Task instructions
Quote the data below in full, please, without altering anything.

[Saved data entries]
::::

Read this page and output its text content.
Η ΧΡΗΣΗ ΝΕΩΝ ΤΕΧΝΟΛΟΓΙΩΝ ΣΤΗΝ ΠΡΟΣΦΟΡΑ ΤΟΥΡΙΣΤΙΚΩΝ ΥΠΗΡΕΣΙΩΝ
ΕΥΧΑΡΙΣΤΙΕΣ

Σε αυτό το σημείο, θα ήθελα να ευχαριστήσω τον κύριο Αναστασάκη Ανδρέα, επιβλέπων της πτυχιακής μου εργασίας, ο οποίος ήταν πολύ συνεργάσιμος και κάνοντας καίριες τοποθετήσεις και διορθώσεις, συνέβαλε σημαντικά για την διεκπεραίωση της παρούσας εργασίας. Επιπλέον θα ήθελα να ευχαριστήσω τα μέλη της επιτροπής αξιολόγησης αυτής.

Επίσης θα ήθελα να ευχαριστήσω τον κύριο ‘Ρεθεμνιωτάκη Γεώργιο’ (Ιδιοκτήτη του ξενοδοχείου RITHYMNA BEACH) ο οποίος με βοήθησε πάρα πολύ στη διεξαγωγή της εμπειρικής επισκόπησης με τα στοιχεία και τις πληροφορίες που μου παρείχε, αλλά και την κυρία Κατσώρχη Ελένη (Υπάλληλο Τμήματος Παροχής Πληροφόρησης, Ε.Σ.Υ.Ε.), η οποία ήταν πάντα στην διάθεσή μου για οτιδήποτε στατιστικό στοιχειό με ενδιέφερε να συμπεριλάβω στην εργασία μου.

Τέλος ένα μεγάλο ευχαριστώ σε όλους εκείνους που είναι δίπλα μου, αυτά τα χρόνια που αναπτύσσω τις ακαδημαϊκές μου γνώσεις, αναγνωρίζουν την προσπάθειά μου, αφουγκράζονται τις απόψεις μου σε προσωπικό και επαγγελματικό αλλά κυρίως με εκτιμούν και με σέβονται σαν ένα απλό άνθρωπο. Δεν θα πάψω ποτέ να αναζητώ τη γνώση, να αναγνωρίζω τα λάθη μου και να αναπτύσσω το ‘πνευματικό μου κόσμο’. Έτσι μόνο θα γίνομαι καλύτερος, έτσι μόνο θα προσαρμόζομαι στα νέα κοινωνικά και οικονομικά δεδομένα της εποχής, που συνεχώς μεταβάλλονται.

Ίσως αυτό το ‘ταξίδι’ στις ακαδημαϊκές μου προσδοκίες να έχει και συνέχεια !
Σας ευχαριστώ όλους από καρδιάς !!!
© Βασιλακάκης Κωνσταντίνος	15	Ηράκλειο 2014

::::

Expected answer
Read this page and output its text content.
Η ΧΡΗΣΗ ΝΕΩΝ ΤΕΧΝΟΛΟΓΙΩΝ ΣΤΗΝ ΠΡΟΣΦΟΡΑ ΤΟΥΡΙΣΤΙΚΩΝ ΥΠΗΡΕΣΙΩΝ
ΕΥΧΑΡΙΣΤΙΕΣ

Σε αυτό το σημείο, θα ήθελα να ευχαριστήσω τον κύριο Αναστασάκη Ανδρέα, επιβλέπων της πτυχιακής μου εργασίας, ο οποίος ήταν πολύ συνεργάσιμος και κάνοντας καίριες τοποθετήσεις και διορθώσεις, συνέβαλε σημαντικά για την διεκπεραίωση της παρούσας εργασίας. Επιπλέον θα ήθελα να ευχαριστήσω τα μέλη της επιτροπής αξιολόγησης αυτής.

Επίσης θα ήθελα να ευχαριστήσω τον κύριο ‘Ρεθεμνιωτάκη Γεώργιο’ (Ιδιοκτήτη του ξενοδοχείου RITHYMNA BEACH) ο οποίος με βοήθησε πάρα πολύ στη διεξαγωγή της εμπειρικής επισκόπησης με τα στοιχεία και τις πληροφορίες που μου παρείχε, αλλά και την κυρία Κατσώρχη Ελένη (Υπάλληλο Τμήματος Παροχής Πληροφόρησης, Ε.Σ.Υ.Ε.), η οποία ήταν πάντα στην διάθεσή μου για οτιδήποτε στατιστικό στοιχειό με ενδιέφερε να συμπεριλάβω στην εργασία μου.

Τέλος ένα μεγάλο ευχαριστώ σε όλους εκείνους που είναι δίπλα μου, αυτά τα χρόνια που αναπτύσσω τις ακαδημαϊκές μου γνώσεις, αναγνωρίζουν την προσπάθειά μου, αφουγκράζονται τις απόψεις μου σε προσωπικό και επαγγελματικό αλλά κυρίως με εκτιμούν και με σέβονται σαν ένα απλό άνθρωπο. Δεν θα πάψω ποτέ να αναζητώ τη γνώση, να αναγνωρίζω τα λάθη μου και να αναπτύσσω το ‘πνευματικό μου κόσμο’. Έτσι μόνο θα γίνομαι καλύτερος, έτσι μόνο θα προσαρμόζομαι στα νέα κοινωνικά και οικονομικά δεδομένα της εποχής, που συνεχώς μεταβάλλονται.

Ίσως αυτό το ‘ταξίδι’ στις ακαδημαϊκές μου προσδοκίες να έχει και συνέχεια !
Σας ευχαριστώ όλους από καρδιάς !!!
© Βασιλακάκης Κωνσταντίνος	15	Ηράκλειο 2014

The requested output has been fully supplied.